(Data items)
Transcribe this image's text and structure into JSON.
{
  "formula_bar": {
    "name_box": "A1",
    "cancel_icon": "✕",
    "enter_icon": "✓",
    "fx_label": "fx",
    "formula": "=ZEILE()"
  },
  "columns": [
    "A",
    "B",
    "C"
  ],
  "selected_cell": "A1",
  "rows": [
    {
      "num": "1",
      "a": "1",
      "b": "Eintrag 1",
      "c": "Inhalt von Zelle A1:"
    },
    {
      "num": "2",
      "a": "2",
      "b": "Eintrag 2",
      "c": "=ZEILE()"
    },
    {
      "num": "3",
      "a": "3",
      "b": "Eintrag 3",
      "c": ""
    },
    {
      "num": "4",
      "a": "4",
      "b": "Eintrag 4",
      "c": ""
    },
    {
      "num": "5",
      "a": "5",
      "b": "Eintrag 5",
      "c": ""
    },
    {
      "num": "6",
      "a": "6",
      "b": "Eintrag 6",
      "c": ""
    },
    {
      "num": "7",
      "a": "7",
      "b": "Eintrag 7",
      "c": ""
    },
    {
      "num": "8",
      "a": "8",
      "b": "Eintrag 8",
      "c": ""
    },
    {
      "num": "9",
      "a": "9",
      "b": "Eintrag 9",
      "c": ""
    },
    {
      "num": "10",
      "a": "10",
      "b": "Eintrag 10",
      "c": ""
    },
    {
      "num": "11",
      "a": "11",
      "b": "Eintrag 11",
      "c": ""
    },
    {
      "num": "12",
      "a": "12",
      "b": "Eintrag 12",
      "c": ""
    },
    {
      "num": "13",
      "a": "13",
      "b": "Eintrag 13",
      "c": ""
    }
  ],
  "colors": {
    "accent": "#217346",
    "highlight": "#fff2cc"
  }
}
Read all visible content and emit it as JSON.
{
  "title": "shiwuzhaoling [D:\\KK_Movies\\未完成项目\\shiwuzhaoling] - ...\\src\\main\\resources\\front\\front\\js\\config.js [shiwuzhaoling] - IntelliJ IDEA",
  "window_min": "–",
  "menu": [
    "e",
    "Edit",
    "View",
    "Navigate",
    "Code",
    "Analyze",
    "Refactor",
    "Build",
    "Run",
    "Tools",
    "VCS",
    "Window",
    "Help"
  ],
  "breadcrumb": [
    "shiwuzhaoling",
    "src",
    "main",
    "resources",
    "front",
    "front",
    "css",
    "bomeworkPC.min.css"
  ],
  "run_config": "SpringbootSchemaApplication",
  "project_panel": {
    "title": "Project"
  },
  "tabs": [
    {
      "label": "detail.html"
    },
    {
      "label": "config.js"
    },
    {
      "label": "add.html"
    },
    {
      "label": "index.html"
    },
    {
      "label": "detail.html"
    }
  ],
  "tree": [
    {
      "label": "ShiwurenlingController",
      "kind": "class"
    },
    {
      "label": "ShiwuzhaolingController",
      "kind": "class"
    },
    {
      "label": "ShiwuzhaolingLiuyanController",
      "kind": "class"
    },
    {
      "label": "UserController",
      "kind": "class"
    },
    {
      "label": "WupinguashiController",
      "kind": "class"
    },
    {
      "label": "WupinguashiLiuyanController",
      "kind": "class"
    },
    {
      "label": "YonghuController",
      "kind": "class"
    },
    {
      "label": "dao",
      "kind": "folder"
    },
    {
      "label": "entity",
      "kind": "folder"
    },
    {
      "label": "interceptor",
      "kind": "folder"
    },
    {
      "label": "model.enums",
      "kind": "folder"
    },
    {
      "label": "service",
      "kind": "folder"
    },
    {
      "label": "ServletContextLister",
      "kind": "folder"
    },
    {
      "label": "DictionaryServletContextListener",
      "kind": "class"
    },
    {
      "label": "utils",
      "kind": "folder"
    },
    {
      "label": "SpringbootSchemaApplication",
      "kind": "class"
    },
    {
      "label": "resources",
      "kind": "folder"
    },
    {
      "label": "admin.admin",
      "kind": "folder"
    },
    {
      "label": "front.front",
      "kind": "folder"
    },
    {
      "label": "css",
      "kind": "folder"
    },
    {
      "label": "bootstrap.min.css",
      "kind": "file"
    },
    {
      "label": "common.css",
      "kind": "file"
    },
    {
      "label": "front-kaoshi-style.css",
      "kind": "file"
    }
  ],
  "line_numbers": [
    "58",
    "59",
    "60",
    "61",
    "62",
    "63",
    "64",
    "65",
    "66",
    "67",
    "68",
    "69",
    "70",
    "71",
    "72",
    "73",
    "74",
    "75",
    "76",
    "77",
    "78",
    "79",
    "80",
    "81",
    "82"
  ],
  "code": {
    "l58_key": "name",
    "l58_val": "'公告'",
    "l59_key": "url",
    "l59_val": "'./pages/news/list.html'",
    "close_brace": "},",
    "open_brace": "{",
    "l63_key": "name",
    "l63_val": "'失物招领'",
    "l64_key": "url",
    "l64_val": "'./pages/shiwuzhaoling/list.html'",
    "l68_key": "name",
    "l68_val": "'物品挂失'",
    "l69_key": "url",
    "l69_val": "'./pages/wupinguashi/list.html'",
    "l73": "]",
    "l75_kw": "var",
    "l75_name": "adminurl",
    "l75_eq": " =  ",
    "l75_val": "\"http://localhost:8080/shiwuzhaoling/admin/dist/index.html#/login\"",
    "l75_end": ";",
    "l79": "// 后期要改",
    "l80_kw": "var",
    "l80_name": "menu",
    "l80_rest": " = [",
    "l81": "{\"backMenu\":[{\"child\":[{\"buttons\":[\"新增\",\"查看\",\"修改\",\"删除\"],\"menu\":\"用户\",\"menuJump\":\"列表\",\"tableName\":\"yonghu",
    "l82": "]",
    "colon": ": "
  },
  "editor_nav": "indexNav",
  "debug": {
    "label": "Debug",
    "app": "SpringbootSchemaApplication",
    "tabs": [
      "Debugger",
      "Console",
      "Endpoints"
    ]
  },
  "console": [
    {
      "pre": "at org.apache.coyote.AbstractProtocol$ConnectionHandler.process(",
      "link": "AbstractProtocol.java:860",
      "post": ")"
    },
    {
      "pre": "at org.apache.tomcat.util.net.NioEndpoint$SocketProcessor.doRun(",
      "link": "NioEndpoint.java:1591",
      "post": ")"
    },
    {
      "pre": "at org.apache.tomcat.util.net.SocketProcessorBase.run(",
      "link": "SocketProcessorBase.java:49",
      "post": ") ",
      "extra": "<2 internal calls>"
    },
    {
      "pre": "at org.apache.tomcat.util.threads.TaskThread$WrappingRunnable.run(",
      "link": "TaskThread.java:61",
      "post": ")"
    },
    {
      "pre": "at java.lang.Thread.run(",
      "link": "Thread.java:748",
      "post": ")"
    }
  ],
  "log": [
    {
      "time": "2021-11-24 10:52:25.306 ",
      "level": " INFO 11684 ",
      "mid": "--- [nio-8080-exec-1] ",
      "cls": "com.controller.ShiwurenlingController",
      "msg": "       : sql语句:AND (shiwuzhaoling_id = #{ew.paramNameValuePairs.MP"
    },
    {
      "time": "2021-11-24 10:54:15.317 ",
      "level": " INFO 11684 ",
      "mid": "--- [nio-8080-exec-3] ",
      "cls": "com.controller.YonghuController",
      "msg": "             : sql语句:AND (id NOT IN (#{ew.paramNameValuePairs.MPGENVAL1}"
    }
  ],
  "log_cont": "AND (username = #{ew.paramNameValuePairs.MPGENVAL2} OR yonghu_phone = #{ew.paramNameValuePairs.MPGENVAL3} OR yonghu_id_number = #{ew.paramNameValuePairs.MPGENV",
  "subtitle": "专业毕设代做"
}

**What to produce:** Quote every record above exactly.

**Complete response:**
Transcribe this image's text and structure into JSON.
{
  "formula_bar": {
    "name_box": "A1",
    "cancel_icon": "✕",
    "enter_icon": "✓",
    "fx_label": "fx",
    "formula": "=ZEILE()"
  },
  "columns": [
    "A",
    "B",
    "C"
  ],
  "selected_cell": "A1",
  "rows": [
    {
      "num": "1",
      "a": "1",
      "b": "Eintrag 1",
      "c": "Inhalt von Zelle A1:"
    },
    {
      "num": "2",
      "a": "2",
      "b": "Eintrag 2",
      "c": "=ZEILE()"
    },
    {
      "num": "3",
      "a": "3",
      "b": "Eintrag 3",
      "c": ""
    },
    {
      "num": "4",
      "a": "4",
      "b": "Eintrag 4",
      "c": ""
    },
    {
      "num": "5",
      "a": "5",
      "b": "Eintrag 5",
      "c": ""
    },
    {
      "num": "6",
      "a": "6",
      "b": "Eintrag 6",
      "c": ""
    },
    {
      "num": "7",
      "a": "7",
      "b": "Eintrag 7",
      "c": ""
    },
    {
      "num": "8",
      "a": "8",
      "b": "Eintrag 8",
      "c": ""
    },
    {
      "num": "9",
      "a": "9",
      "b": "Eintrag 9",
      "c": ""
    },
    {
      "num": "10",
      "a": "10",
      "b": "Eintrag 10",
      "c": ""
    },
    {
      "num": "11",
      "a": "11",
      "b": "Eintrag 11",
      "c": ""
    },
    {
      "num": "12",
      "a": "12",
      "b": "Eintrag 12",
      "c": ""
    },
    {
      "num": "13",
      "a": "13",
      "b": "Eintrag 13",
      "c": ""
    }
  ],
  "colors": {
    "accent": "#217346",
    "highlight": "#fff2cc"
  }
}
Read all visible content and emit it as JSON.
{
  "title": "shiwuzhaoling [D:\\KK_Movies\\未完成项目\\shiwuzhaoling] - ...\\src\\main\\resources\\front\\front\\js\\config.js [shiwuzhaoling] - IntelliJ IDEA",
  "window_min": "–",
  "menu": [
    "e",
    "Edit",
    "View",
    "Navigate",
    "Code",
    "Analyze",
    "Refactor",
    "Build",
    "Run",
    "Tools",
    "VCS",
    "Window",
    "Help"
  ],
  "breadcrumb": [
    "shiwuzhaoling",
    "src",
    "main",
    "resources",
    "front",
    "front",
    "css",
    "bomeworkPC.min.css"
  ],
  "run_config": "SpringbootSchemaApplication",
  "project_panel": {
    "title": "Project"
  },
  "tabs": [
    {
      "label": "detail.html"
    },
    {
      "label": "config.js"
    },
    {
      "label": "add.html"
    },
    {
      "label": "index.html"
    },
    {
      "label": "detail.html"
    }
  ],
  "tree": [
    {
      "label": "ShiwurenlingController",
      "kind": "class"
    },
    {
      "label": "ShiwuzhaolingController",
      "kind": "class"
    },
    {
      "label": "ShiwuzhaolingLiuyanController",
      "kind": "class"
    },
    {
      "label": "UserController",
      "kind": "class"
    },
    {
      "label": "WupinguashiController",
      "kind": "class"
    },
    {
      "label": "WupinguashiLiuyanController",
      "kind": "class"
    },
    {
      "label": "YonghuController",
      "kind": "class"
    },
    {
      "label": "dao",
      "kind": "folder"
    },
    {
      "label": "entity",
      "kind": "folder"
    },
    {
      "label": "interceptor",
      "kind": "folder"
    },
    {
      "label": "model.enums",
      "kind": "folder"
    },
    {
      "label": "service",
      "kind": "folder"
    },
    {
      "label": "ServletContextLister",
      "kind": "folder"
    },
    {
      "label": "DictionaryServletContextListener",
      "kind": "class"
    },
    {
      "label": "utils",
      "kind": "folder"
    },
    {
      "label": "SpringbootSchemaApplication",
      "kind": "class"
    },
    {
      "label": "resources",
      "kind": "folder"
    },
    {
      "label": "admin.admin",
      "kind": "folder"
    },
    {
      "label": "front.front",
      "kind": "folder"
    },
    {
      "label": "css",
      "kind": "folder"
    },
    {
      "label": "bootstrap.min.css",
      "kind": "file"
    },
    {
      "label": "common.css",
      "kind": "file"
    },
    {
      "label": "front-kaoshi-style.css",
      "kind": "file"
    }
  ],
  "line_numbers": [
    "58",
    "59",
    "60",
    "61",
    "62",
    "63",
    "64",
    "65",
    "66",
    "67",
    "68",
    "69",
    "70",
    "71",
    "72",
    "73",
    "74",
    "75",
    "76",
    "77",
    "78",
    "79",
    "80",
    "81",
    "82"
  ],
  "code": {
    "l58_key": "name",
    "l58_val": "'公告'",
    "l59_key": "url",
    "l59_val": "'./pages/news/list.html'",
    "close_brace": "},",
    "open_brace": "{",
    "l63_key": "name",
    "l63_val": "'失物招领'",
    "l64_key": "url",
    "l64_val": "'./pages/shiwuzhaoling/list.html'",
    "l68_key": "name",
    "l68_val": "'物品挂失'",
    "l69_key": "url",
    "l69_val": "'./pages/wupinguashi/list.html'",
    "l73": "]",
    "l75_kw": "var",
    "l75_name": "adminurl",
    "l75_eq": " =  ",
    "l75_val": "\"http://localhost:8080/shiwuzhaoling/admin/dist/index.html#/login\"",
    "l75_end": ";",
    "l79": "// 后期要改",
    "l80_kw": "var",
    "l80_name": "menu",
    "l80_rest": " = [",
    "l81": "{\"backMenu\":[{\"child\":[{\"buttons\":[\"新增\",\"查看\",\"修改\",\"删除\"],\"menu\":\"用户\",\"menuJump\":\"列表\",\"tableName\":\"yonghu",
    "l82": "]",
    "colon": ": "
  },
  "editor_nav": "indexNav",
  "debug": {
    "label": "Debug",
    "app": "SpringbootSchemaApplication",
    "tabs": [
      "Debugger",
      "Console",
      "Endpoints"
    ]
  },
  "console": [
    {
      "pre": "at org.apache.coyote.AbstractProtocol$ConnectionHandler.process(",
      "link": "AbstractProtocol.java:860",
      "post": ")"
    },
    {
      "pre": "at org.apache.tomcat.util.net.NioEndpoint$SocketProcessor.doRun(",
      "link": "NioEndpoint.java:1591",
      "post": ")"
    },
    {
      "pre": "at org.apache.tomcat.util.net.SocketProcessorBase.run(",
      "link": "SocketProcessorBase.java:49",
      "post": ") ",
      "extra": "<2 internal calls>"
    },
    {
      "pre": "at org.apache.tomcat.util.threads.TaskThread$WrappingRunnable.run(",
      "link": "TaskThread.java:61",
      "post": ")"
    },
    {
      "pre": "at java.lang.Thread.run(",
      "link": "Thread.java:748",
      "post": ")"
    }
  ],
  "log": [
    {
      "time": "2021-11-24 10:52:25.306 ",
      "level": " INFO 11684 ",
      "mid": "--- [nio-8080-exec-1] ",
      "cls": "com.controller.ShiwurenlingController",
      "msg": "       : sql语句:AND (shiwuzhaoling_id = #{ew.paramNameValuePairs.MP"
    },
    {
      "time": "2021-11-24 10:54:15.317 ",
      "level": " INFO 11684 ",
      "mid": "--- [nio-8080-exec-3] ",
      "cls": "com.controller.YonghuController",
      "msg": "             : sql语句:AND (id NOT IN (#{ew.paramNameValuePairs.MPGENVAL1}"
    }
  ],
  "log_cont": "AND (username = #{ew.paramNameValuePairs.MPGENVAL2} OR yonghu_phone = #{ew.paramNameValuePairs.MPGENVAL3} OR yonghu_id_number = #{ew.paramNameValuePairs.MPGENV",
  "subtitle": "专业毕设代做"
}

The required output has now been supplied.